**Aim**
Copy all of the material word for word, except for the pictures.

☆ ☆ ☆

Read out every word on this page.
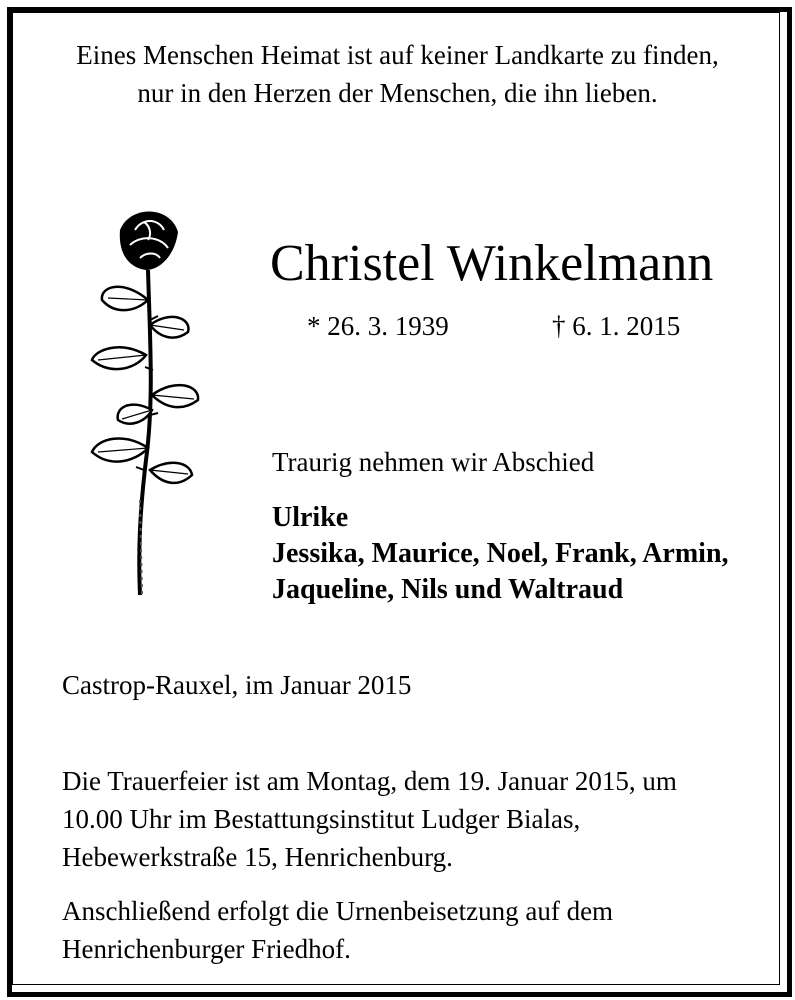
Eines Menschen Heimat ist auf keiner Landkarte zu finden,
nur in den Herzen der Menschen, die ihn lieben.
Christel Winkelmann
* 26. 3. 1939	† 6. 1. 2015
Traurig nehmen wir Abschied
Ulrike
Jessika, Maurice, Noel, Frank, Armin,
Jaqueline, Nils und Waltraud
Castrop-Rauxel, im Januar 2015
Die Trauerfeier ist am Montag, dem 19. Januar 2015, um
10.00 Uhr im Bestattungsinstitut Ludger Bialas,
Hebewerkstraße 15, Henrichenburg.
Anschließend erfolgt die Urnenbeisetzung auf dem
Henrichenburger Friedhof.
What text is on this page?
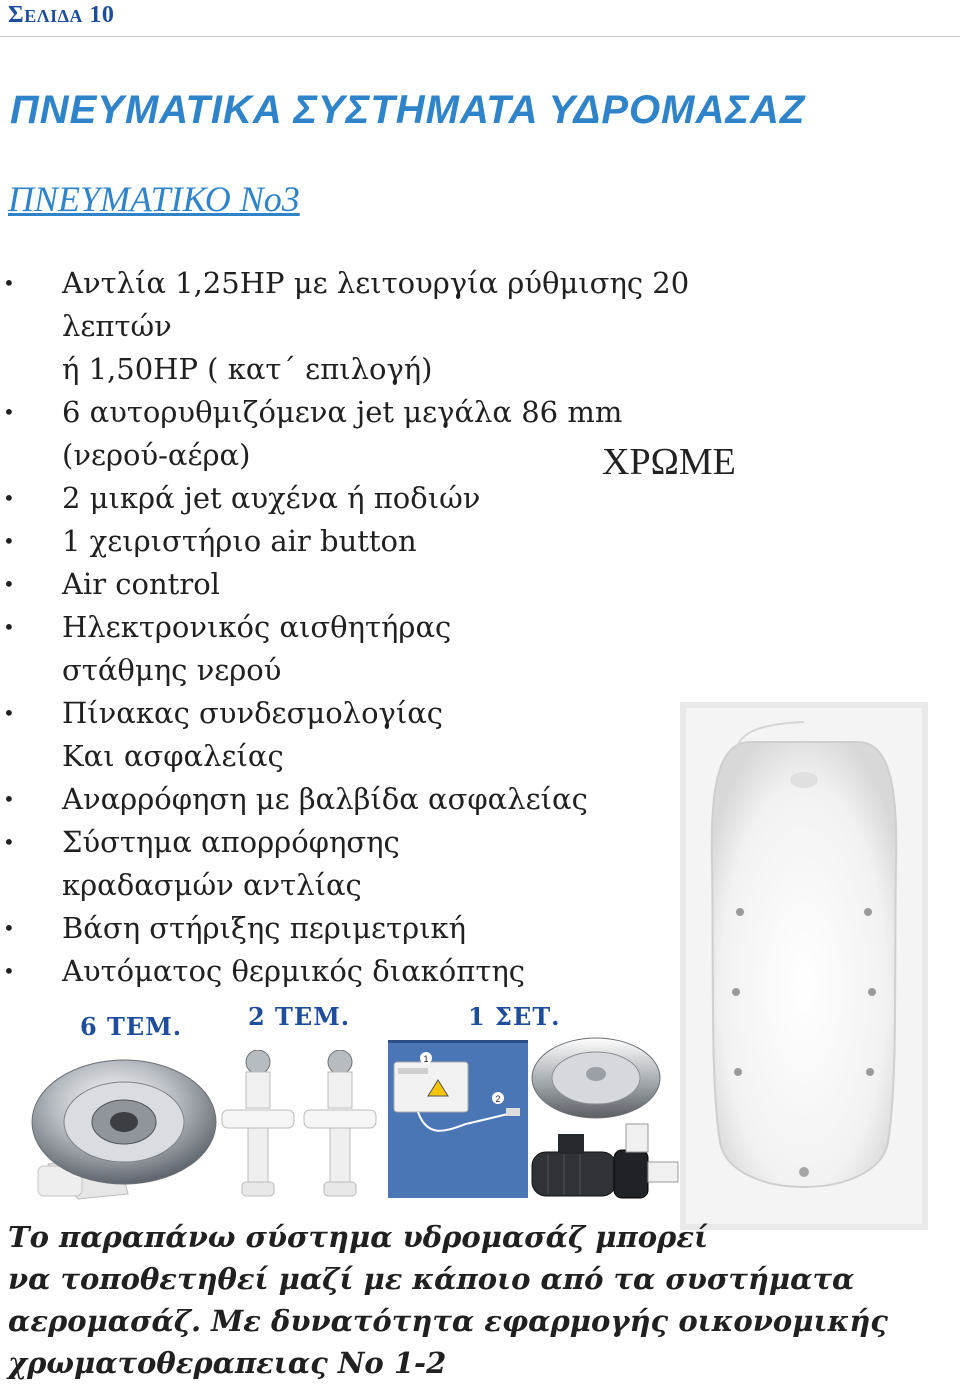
ΣΕΛΙΔΑ 10
ΠΝΕΥΜΑΤΙΚΑ ΣΥΣΤΗΜΑΤΑ ΥΔΡΟΜΑΣΑΖ
ΠΝΕΥΜΑΤΙΚΟ Νο3
• Αντλία 1,25HP με λειτουργία ρύθμισης 20 λεπτών
ή 1,50HP ( κατ΄ επιλογή)
• 6 αυτορυθμιζόμενα jet μεγάλα 86 mm
(νερού-αέρα)
• 2 μικρά jet αυχένα ή ποδιών
• 1 χειριστήριο air button
• Air control
• Ηλεκτρονικός αισθητήρας
στάθμης νερού
• Πίνακας συνδεσμολογίας
Και ασφαλείας
• Αναρρόφηση με βαλβίδα ασφαλείας
• Σύστημα απορρόφησης
κραδασμών αντλίας
• Βάση στήριξης περιμετρική
• Αυτόματος θερμικός διακόπτης
ΧΡΩΜΕ
6 ΤΕΜ.	2 ΤΕΜ.	1 ΣΕΤ.
1
2
Το παραπάνω σύστημα υδρομασάζ μπορεί
να τοποθετηθεί μαζί με κάποιο από τα συστήματα
αερομασάζ. Με δυνατότητα εφαρμογής οικονομικής
χρωματοθεραπειας Νο 1-2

☆ ☆ ☆

**Expected answer**
Read out every word on this page.
Eines Menschen Heimat ist auf keiner Landkarte zu finden,
nur in den Herzen der Menschen, die ihn lieben.
Christel Winkelmann
* 26. 3. 1939	† 6. 1. 2015
Traurig nehmen wir Abschied
Ulrike
Jessika, Maurice, Noel, Frank, Armin,
Jaqueline, Nils und Waltraud
Castrop-Rauxel, im Januar 2015
Die Trauerfeier ist am Montag, dem 19. Januar 2015, um
10.00 Uhr im Bestattungsinstitut Ludger Bialas,
Hebewerkstraße 15, Henrichenburg.
Anschließend erfolgt die Urnenbeisetzung auf dem
Henrichenburger Friedhof.
What text is on this page?
ΣΕΛΙΔΑ 10
ΠΝΕΥΜΑΤΙΚΑ ΣΥΣΤΗΜΑΤΑ ΥΔΡΟΜΑΣΑΖ
ΠΝΕΥΜΑΤΙΚΟ Νο3
• Αντλία 1,25HP με λειτουργία ρύθμισης 20 λεπτών
ή 1,50HP ( κατ΄ επιλογή)
• 6 αυτορυθμιζόμενα jet μεγάλα 86 mm
(νερού-αέρα)
• 2 μικρά jet αυχένα ή ποδιών
• 1 χειριστήριο air button
• Air control
• Ηλεκτρονικός αισθητήρας
στάθμης νερού
• Πίνακας συνδεσμολογίας
Και ασφαλείας
• Αναρρόφηση με βαλβίδα ασφαλείας
• Σύστημα απορρόφησης
κραδασμών αντλίας
• Βάση στήριξης περιμετρική
• Αυτόματος θερμικός διακόπτης
ΧΡΩΜΕ
6 ΤΕΜ.	2 ΤΕΜ.	1 ΣΕΤ.
1
2
Το παραπάνω σύστημα υδρομασάζ μπορεί
να τοποθετηθεί μαζί με κάποιο από τα συστήματα
αερομασάζ. Με δυνατότητα εφαρμογής οικονομικής
χρωματοθεραπειας Νο 1-2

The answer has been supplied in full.